_LISTED ENTRIES_:
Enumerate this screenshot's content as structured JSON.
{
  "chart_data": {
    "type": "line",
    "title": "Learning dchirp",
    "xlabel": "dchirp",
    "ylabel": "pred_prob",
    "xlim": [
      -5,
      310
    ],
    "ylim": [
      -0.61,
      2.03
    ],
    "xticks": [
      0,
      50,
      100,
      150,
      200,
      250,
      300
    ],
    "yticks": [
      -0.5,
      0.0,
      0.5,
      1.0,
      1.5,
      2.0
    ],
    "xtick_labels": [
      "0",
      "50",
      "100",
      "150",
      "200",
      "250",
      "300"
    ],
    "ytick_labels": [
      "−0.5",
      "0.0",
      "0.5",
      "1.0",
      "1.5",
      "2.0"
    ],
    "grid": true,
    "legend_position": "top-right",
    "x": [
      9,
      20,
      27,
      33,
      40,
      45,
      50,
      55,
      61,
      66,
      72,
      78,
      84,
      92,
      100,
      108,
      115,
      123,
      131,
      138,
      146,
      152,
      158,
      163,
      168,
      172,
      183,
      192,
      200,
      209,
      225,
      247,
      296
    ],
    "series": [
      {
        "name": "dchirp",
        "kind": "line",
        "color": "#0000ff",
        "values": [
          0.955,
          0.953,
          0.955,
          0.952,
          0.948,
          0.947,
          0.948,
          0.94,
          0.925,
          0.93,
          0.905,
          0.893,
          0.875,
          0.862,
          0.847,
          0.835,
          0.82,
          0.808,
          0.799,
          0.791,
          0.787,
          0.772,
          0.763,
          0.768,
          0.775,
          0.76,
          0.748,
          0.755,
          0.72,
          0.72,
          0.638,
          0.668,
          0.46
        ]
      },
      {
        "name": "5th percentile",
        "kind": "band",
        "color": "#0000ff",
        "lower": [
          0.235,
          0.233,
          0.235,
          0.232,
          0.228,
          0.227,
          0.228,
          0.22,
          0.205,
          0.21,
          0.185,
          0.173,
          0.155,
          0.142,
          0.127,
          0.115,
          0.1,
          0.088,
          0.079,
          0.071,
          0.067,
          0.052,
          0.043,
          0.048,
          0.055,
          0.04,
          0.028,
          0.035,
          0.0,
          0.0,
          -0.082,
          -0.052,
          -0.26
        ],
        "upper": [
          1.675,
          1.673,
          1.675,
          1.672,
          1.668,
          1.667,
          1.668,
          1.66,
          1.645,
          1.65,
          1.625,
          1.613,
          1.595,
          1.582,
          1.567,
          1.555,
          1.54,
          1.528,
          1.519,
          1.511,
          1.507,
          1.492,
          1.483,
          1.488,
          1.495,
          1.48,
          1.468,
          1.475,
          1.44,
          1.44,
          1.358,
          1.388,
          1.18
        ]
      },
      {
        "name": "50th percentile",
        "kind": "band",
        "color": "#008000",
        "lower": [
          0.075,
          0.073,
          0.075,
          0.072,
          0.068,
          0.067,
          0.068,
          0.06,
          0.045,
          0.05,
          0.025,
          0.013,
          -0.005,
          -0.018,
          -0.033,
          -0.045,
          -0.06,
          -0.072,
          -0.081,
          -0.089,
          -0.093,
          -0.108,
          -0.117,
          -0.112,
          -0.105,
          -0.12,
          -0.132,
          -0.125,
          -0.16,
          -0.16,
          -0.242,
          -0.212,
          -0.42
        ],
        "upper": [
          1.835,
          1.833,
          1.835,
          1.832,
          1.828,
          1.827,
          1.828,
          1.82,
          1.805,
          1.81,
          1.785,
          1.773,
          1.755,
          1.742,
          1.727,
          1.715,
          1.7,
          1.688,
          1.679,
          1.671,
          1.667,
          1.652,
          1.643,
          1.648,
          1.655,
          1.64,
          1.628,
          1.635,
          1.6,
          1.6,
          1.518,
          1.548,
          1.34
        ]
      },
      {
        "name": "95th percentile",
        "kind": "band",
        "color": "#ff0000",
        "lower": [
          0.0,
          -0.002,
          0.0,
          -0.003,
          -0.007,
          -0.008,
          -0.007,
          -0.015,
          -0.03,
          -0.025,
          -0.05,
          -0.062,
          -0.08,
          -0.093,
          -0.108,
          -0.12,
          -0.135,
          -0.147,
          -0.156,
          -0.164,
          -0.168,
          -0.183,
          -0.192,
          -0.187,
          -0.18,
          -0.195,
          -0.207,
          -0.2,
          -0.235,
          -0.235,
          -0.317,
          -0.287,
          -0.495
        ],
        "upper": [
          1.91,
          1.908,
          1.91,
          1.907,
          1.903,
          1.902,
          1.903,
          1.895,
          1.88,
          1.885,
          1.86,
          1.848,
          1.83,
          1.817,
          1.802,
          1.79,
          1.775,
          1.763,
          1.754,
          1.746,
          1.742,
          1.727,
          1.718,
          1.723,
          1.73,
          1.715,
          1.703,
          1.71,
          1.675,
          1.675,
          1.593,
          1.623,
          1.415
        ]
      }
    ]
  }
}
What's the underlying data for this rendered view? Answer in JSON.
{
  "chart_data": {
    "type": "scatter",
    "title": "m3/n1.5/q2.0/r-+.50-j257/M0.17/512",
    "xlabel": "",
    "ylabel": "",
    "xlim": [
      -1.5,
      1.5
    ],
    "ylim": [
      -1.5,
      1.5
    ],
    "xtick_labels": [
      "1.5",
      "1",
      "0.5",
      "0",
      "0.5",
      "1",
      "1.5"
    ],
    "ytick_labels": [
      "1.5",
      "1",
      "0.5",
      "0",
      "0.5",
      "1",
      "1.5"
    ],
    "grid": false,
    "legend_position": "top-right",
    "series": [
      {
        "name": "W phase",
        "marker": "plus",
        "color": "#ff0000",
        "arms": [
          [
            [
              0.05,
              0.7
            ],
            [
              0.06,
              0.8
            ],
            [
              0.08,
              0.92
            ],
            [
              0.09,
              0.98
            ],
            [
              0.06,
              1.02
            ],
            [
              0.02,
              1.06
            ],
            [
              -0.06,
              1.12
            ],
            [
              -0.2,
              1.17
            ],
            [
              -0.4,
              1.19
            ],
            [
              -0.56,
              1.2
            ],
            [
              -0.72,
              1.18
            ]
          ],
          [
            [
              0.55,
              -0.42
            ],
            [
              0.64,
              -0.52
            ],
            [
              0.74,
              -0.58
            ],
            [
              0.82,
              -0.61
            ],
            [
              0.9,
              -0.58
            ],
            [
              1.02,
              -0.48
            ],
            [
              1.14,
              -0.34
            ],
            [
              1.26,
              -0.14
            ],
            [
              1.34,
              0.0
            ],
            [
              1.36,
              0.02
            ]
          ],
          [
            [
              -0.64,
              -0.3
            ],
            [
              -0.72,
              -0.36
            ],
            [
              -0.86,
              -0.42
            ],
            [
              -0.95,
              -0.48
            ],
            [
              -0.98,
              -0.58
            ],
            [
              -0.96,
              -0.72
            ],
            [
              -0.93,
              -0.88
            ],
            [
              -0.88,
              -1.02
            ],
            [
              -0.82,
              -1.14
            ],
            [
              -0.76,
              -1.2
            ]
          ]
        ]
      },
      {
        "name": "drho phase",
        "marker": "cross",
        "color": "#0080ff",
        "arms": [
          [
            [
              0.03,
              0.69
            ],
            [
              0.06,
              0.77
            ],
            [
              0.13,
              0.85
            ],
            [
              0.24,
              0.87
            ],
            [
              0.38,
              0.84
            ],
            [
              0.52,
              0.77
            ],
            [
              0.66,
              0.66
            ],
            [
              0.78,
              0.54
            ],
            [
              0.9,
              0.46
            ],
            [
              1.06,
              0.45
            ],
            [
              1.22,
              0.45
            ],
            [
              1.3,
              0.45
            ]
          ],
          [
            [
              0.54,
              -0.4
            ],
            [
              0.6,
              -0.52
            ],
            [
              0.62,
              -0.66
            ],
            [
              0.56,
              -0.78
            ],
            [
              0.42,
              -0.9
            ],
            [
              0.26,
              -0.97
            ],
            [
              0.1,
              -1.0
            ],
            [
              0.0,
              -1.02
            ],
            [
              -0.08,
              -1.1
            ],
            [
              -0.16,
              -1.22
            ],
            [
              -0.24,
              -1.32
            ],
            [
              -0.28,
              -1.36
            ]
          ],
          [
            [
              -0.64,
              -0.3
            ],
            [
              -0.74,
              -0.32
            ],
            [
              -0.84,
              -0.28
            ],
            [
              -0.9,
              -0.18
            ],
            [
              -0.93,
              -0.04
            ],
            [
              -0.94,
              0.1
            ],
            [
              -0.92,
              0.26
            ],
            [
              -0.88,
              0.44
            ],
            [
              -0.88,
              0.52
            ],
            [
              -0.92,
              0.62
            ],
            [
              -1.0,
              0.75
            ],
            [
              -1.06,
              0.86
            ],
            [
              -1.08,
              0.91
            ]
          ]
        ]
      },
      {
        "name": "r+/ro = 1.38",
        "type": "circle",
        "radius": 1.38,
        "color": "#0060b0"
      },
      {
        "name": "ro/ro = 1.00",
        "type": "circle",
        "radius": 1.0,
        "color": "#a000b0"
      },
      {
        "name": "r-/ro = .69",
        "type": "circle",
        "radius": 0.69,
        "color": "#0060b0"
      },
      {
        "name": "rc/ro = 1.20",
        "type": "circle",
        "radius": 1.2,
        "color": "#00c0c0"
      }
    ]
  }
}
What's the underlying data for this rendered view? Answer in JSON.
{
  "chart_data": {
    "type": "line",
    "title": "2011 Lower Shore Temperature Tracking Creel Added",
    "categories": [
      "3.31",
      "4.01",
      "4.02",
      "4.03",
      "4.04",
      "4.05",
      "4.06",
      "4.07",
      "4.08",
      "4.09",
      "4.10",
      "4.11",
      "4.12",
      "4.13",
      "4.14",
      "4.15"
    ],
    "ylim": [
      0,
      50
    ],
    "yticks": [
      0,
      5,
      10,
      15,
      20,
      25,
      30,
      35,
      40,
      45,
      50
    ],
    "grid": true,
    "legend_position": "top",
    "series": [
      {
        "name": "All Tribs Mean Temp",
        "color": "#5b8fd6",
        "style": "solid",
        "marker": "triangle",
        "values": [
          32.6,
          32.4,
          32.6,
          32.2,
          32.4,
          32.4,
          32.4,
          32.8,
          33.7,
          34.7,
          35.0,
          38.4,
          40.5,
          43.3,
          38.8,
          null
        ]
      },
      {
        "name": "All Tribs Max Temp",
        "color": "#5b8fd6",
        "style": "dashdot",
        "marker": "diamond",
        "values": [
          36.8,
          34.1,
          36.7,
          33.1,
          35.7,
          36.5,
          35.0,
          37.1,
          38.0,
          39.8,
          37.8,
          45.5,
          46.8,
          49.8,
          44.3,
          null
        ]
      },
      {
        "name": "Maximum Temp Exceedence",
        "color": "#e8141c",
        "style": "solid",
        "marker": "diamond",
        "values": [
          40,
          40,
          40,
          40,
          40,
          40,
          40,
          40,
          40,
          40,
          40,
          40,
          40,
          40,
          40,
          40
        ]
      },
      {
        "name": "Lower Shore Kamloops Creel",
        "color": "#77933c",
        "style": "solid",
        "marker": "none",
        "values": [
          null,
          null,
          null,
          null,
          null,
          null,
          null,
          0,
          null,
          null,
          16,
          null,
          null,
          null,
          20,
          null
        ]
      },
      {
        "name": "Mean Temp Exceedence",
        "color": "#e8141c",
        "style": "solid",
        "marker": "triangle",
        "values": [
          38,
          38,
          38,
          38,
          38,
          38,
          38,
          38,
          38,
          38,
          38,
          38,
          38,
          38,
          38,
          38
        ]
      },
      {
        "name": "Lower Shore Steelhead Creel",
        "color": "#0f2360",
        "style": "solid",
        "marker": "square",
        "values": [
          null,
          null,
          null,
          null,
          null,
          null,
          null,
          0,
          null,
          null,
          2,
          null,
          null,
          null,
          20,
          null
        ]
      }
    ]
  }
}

_JOB_: Determine how many lines of the entries above carry the string "dchirp", and give that number alone.

_SOLUTION FOR THIS EXERCISE_: 3